## Written instruction
Type out the records that follow, exactly as given.

Stored data entries
::::
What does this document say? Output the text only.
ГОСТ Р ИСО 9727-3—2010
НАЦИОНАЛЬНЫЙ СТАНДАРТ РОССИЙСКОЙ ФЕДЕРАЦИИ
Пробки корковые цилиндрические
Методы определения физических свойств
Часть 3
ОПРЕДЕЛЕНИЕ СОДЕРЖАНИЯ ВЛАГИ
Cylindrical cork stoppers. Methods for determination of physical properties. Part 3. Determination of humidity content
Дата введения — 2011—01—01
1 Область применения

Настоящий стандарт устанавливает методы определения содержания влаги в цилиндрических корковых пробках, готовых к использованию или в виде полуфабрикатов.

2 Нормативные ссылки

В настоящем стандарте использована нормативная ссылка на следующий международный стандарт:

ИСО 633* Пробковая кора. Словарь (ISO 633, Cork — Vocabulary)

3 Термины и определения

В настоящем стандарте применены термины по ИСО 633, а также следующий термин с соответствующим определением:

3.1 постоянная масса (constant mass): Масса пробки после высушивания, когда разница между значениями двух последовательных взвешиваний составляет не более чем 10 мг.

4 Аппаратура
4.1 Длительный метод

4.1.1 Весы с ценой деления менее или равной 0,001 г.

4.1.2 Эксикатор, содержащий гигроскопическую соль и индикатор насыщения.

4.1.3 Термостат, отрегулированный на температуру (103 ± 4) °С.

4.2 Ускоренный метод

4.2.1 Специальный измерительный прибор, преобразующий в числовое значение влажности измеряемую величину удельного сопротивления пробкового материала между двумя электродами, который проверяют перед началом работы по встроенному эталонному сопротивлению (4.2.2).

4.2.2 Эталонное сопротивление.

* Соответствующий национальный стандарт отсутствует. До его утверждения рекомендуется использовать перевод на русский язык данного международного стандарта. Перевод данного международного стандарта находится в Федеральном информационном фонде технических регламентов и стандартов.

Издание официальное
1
::::
## Task result
What does this document say? Output the text only.
ГОСТ Р ИСО 9727-3—2010
НАЦИОНАЛЬНЫЙ СТАНДАРТ РОССИЙСКОЙ ФЕДЕРАЦИИ
Пробки корковые цилиндрические
Методы определения физических свойств
Часть 3
ОПРЕДЕЛЕНИЕ СОДЕРЖАНИЯ ВЛАГИ
Cylindrical cork stoppers. Methods for determination of physical properties. Part 3. Determination of humidity content
Дата введения — 2011—01—01
1 Область применения

Настоящий стандарт устанавливает методы определения содержания влаги в цилиндрических корковых пробках, готовых к использованию или в виде полуфабрикатов.

2 Нормативные ссылки

В настоящем стандарте использована нормативная ссылка на следующий международный стандарт:

ИСО 633* Пробковая кора. Словарь (ISO 633, Cork — Vocabulary)

3 Термины и определения

В настоящем стандарте применены термины по ИСО 633, а также следующий термин с соответствующим определением:

3.1 постоянная масса (constant mass): Масса пробки после высушивания, когда разница между значениями двух последовательных взвешиваний составляет не более чем 10 мг.

4 Аппаратура
4.1 Длительный метод

4.1.1 Весы с ценой деления менее или равной 0,001 г.

4.1.2 Эксикатор, содержащий гигроскопическую соль и индикатор насыщения.

4.1.3 Термостат, отрегулированный на температуру (103 ± 4) °С.

4.2 Ускоренный метод

4.2.1 Специальный измерительный прибор, преобразующий в числовое значение влажности измеряемую величину удельного сопротивления пробкового материала между двумя электродами, который проверяют перед началом работы по встроенному эталонному сопротивлению (4.2.2).

4.2.2 Эталонное сопротивление.

* Соответствующий национальный стандарт отсутствует. До его утверждения рекомендуется использовать перевод на русский язык данного международного стандарта. Перевод данного международного стандарта находится в Федеральном информационном фонде технических регламентов и стандартов.

Издание официальное
1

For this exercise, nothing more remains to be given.